This is the modified Xsl stylesheet for the xsltproc approach.
<?xml version="1.0" encoding="UTF-8" ?>
<xsl:stylesheet version="1.0" xmlns:xsl="http://www.w3.org/1999/XSL/Transform"
xmlns:str="http://exslt.org/strings"
extension-element-prefixes="str">
<xsl:import href="str.xsl" />
<xsl:output method="text" encoding="UTF-8"/>
<xsl:template match="/">
<xsl:call-template name="str:replace">
<xsl:with-param name="string" select="string" />
<xsl:with-param name="search" select="object" />
<xsl:with-param name="replace" select="object" />
</xsl:call-template>

<xsl:for-each select="partnercrate/partner">
<xsl:variable name="partnerId"><xsl:value-of select="@id"/></xsl:variable>
<xsl:variable name="partnerName"><xsl:value-of select="@name"/></xsl:variable>
<xsl:variable name="apos">'</xsl:variable>
<xsl:variable name="aposQuoted">\'</xsl:variable>
DELETE FROM partner_stores WHERE partner_id = '<xsl:value-of select="$partnerId"/>';
<xsl:for-each select="service">
INSERT INTO partner_stores(id, partner_id, name, url_en, service_id, source, timestamp)
VALUES ( ... , '<xsl:value-of select="str:replace($partnerName, $apos , $aposQuoted)"/>', ... );
</xsl:for-each>
</xsl:for-each>
</xsl:template>
</xsl:stylesheet>
+ By the time XSLT 2.0 is more widely supported, it will be possible to use a purely XSLT approach by using the new string functions i.e. fn:replace to achieve quoting or the like.

Regarding boosting and profiling larger dimensioned Xslt transformations, as in the used example, I'd like to suggest the posts on the Liip Blog.

3 comments:

Ambush Commander said...

Be sure to use mysql_real_escape_string() rather than addslashes: you may want to use a custom PHP function so you can easily swap things out based on your DB.

Anonymous said...

Hey, Raphael..

Just came in to thank you for this little experiment.. I had trouble with the XSLT php callback functions .. apparently, I needed to put php-namespace in the declaration..


thanks, man..

Anonymous said...

hey Raphael,

thank you for the informative article. It has provided me with a very clear guideline.
nice work :)

----------

◆ **Stated problem 1**:
Lay out the part of the records that opens with the line containing "- page-number: ٥٧: [170, 92, 197, 121]" and closes with the line containing "- paragraph-evidence: ودليل" as a numbered list, leaving out any blank lines.
The records have nothing to do with the text above.

----------

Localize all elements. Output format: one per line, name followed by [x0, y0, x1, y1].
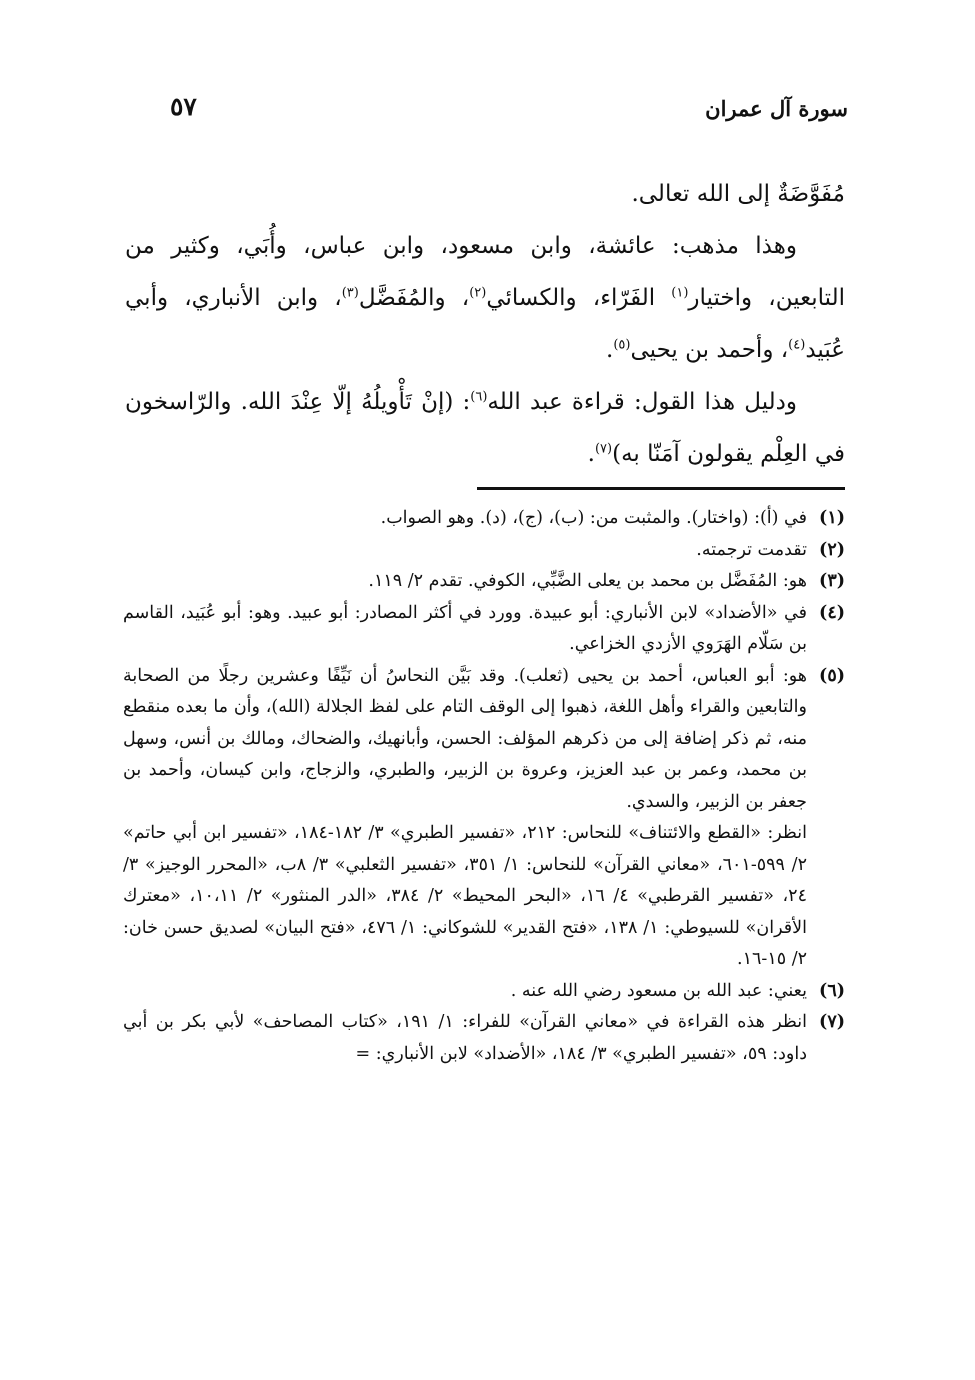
- page-number: ٥٧: [170, 92, 197, 121]
- footnote-text: تقدمت ترجمته.: [696, 539, 807, 560]
- footnote-text: في (أ): (واختار). والمثبت من: (ب)، (ج)، (د). وهو الصواب.: [380, 508, 807, 528]
- footnote-6: [123, 976, 845, 1008]
- footnote-ref-1[interactable]: (١): [671, 285, 689, 301]
- footnote-sources: انظر: «القطع والائتناف» للنحاس: ٢١٢، «تفسير الطبري» ٣/ ١٨٢-١٨٤، «تفسير ابن أبي حاتم» ٢/ ٥٩٩-٦٠١، «معاني القرآن» للنحاس: ١/ ٣٥١، «تفسير الثعلبي» ٣/ ٨ب، «المحرر الوجيز» ٣/ ٢٤، «تفسير القرطبي» ٤/ ١٦، «البحر المحيط» ٢/ ٣٨٤، «الدر المنثور» ٢/ ١٠،١١، «معترك الأقران» للسيوطي: ١/ ١٣٨، «فتح القدير» للشوكاني: ١/ ٤٧٦، «فتح البيان» لصديق حسن خان: ٢/ ١٥-١٦.: [123, 823, 807, 969]
- footnote-number: (٥): [819, 665, 845, 686]
- footnote-text: انظر هذه القراءة في «معاني القرآن» للفراء: ١/ ١٩١، «كتاب المصاحف» لأبي بكر بن أبي داود: ٥٩، «تفسير الطبري» ٣/ ١٨٤، «الأضداد» لابن الأنباري: =: [123, 1012, 807, 1064]
- footnote-divider: [477, 487, 845, 490]
- opening-line: مُفَوَّضَةٌ إلى الله تعالى.: [631, 181, 845, 207]
- paragraph-scholars: وهذا مذهب: عائشة، وابن مسعود، وابن عباس، وأُبَي، وكثير من التابعين، واختيار$^{(١)}$ الفَرّاء، والكسائي$^{(٢)}$، والمُفَضَّل$^{(٣)}$، وابن الأنباري، وأبي عُبَيد$^{(٤)}$، وأحمد بن يحيى$^{(٥)}$.: [125, 233, 845, 363]
- footnote-number: (١): [819, 508, 845, 528]
- paragraph-evidence: ودليل هذا القول: قراءة عبد الله$^{(٦)}$: (إنْ تَأْويلُهُ إلّا عِنْدَ الله. والرّاسخون في العِلْم يقولون آمَنّا به)$^{(٧)}$.: [125, 389, 845, 467]
- footnote-text: هو: المُفَضَّل بن محمد بن يعلى الضَّبِّي، الكوفي. تقدم ٢/ ١١٩.: [368, 571, 807, 591]
- footnote-5: [123, 661, 845, 976]
- footnotes: [123, 503, 845, 1070]
- page-header: [130, 92, 848, 136]
- footnote-number: (٤): [819, 602, 845, 623]
- footnote-ref-7[interactable]: (٧): [594, 441, 613, 457]
- footnote-number: (٦): [819, 980, 845, 1001]
- footnote-4: [123, 598, 845, 661]
- footnote-text: يعني: عبد الله بن مسعود رضي الله عنه .: [510, 980, 807, 1001]
- footnote-text: في «الأضداد» لابن الأنباري: أبو عبيدة. وورد في أكثر المصادر: أبو عبيد. وهو: أبو عُبَيد، القاسم بن سَلّام الهَرَوي الأزدي الخزاعي.: [123, 602, 807, 654]
- footnote-number: (٢): [819, 539, 845, 560]
- running-title: سورة آل عمران: [705, 96, 848, 121]
- footnote-7: [123, 1007, 845, 1070]
- footnote-number: (٣): [819, 571, 845, 591]
- footnote-number: (٧): [819, 1012, 845, 1032]
- footnote-ref-4[interactable]: (٤): [788, 337, 806, 353]
- main-text: [125, 168, 845, 480]
- footnote-ref-3[interactable]: (٣): [341, 285, 359, 301]
- footnote-3: [123, 566, 845, 598]
- footnote-2: [123, 535, 845, 567]
- footnote-1: [123, 503, 845, 535]
- footnote-ref-5[interactable]: (٥): [613, 337, 631, 353]
- footnote-ref-2[interactable]: (٢): [469, 285, 487, 301]
- footnote-ref-6[interactable]: (٦): [470, 389, 488, 405]
- footnote-text: هو: أبو العباس، أحمد بن يحيى (ثعلب). وقد بَيَّن النحاسُ أن نَيِّفًا وعشرين رجلًا من الصحابة والتابعين والقراء وأهل اللغة، ذهبوا إلى الوقف التام على لفظ الجلالة (الله)، وأن ما بعده منقطع منه، ثم ذكر إضافة إلى من ذكرهم المؤلف: الحسن، وأبانهيك، والضحاك، ومالك بن أنس، وسهل بن محمد، وعمر بن عبد العزيز، وعروة بن الزبير، والطبري، والزجاج، وابن كيسان، وأحمد بن جعفر بن الزبير، والسدي.: [123, 665, 807, 812]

----------

◆ **Stated problem 2**:
Answer these questions about the XSLT blog post:
(a) Which function does Ambush Commander recommend using instead of addslashes?
(b) Which new XSLT 2.0 string function does the post name for achieving quoting?
(c) Which blog's posts does the writer suggest on boosting and profiling larger XSLT transformations?

◆ **Full output 1**:
1. - page-number: ٥٧: [170, 92, 197, 121]
2. - footnote-text: تقدمت ترجمته.: [696, 539, 807, 560]
3. - footnote-text: في (أ): (واختار). والمثبت من: (ب)، (ج)، (د). وهو الصواب.: [380, 508, 807, 528]
4. - footnote-6: [123, 976, 845, 1008]
5. - footnote-ref-1[interactable]: (١): [671, 285, 689, 301]
6. - footnote-sources: انظر: «القطع والائتناف» للنحاس: ٢١٢، «تفسير الطبري» ٣/ ١٨٢-١٨٤، «تفسير ابن أبي حاتم» ٢/ ٥٩٩-٦٠١، «معاني القرآن» للنحاس: ١/ ٣٥١، «تفسير الثعلبي» ٣/ ٨ب، «المحرر الوجيز» ٣/ ٢٤، «تفسير القرطبي» ٤/ ١٦، «البحر المحيط» ٢/ ٣٨٤، «الدر المنثور» ٢/ ١٠،١١، «معترك الأقران» للسيوطي: ١/ ١٣٨، «فتح القدير» للشوكاني: ١/ ٤٧٦، «فتح البيان» لصديق حسن خان: ٢/ ١٥-١٦.: [123, 823, 807, 969]
7. - footnote-number: (٥): [819, 665, 845, 686]
8. - footnote-text: انظر هذه القراءة في «معاني القرآن» للفراء: ١/ ١٩١، «كتاب المصاحف» لأبي بكر بن أبي داود: ٥٩، «تفسير الطبري» ٣/ ١٨٤، «الأضداد» لابن الأنباري: =: [123, 1012, 807, 1064]
9. - footnote-divider: [477, 487, 845, 490]
10. - opening-line: مُفَوَّضَةٌ إلى الله تعالى.: [631, 181, 845, 207]
11. - paragraph-scholars: وهذا مذهب: عائشة، وابن مسعود، وابن عباس، وأُبَي، وكثير من التابعين، واختيار$^{(١)}$ الفَرّاء، والكسائي$^{(٢)}$، والمُفَضَّل$^{(٣)}$، وابن الأنباري، وأبي عُبَيد$^{(٤)}$، وأحمد بن يحيى$^{(٥)}$.: [125, 233, 845, 363]
12. - footnote-number: (١): [819, 508, 845, 528]
13. - paragraph-evidence: ودليل هذا القول: قراءة عبد الله$^{(٦)}$: (إنْ تَأْويلُهُ إلّا عِنْدَ الله. والرّاسخون في العِلْم يقولون آمَنّا به)$^{(٧)}$.: [125, 389, 845, 467]

◆ **Full output 2**:
(a) mysql_real_escape_string()
(b) fn:replace
(c) The Liip Blog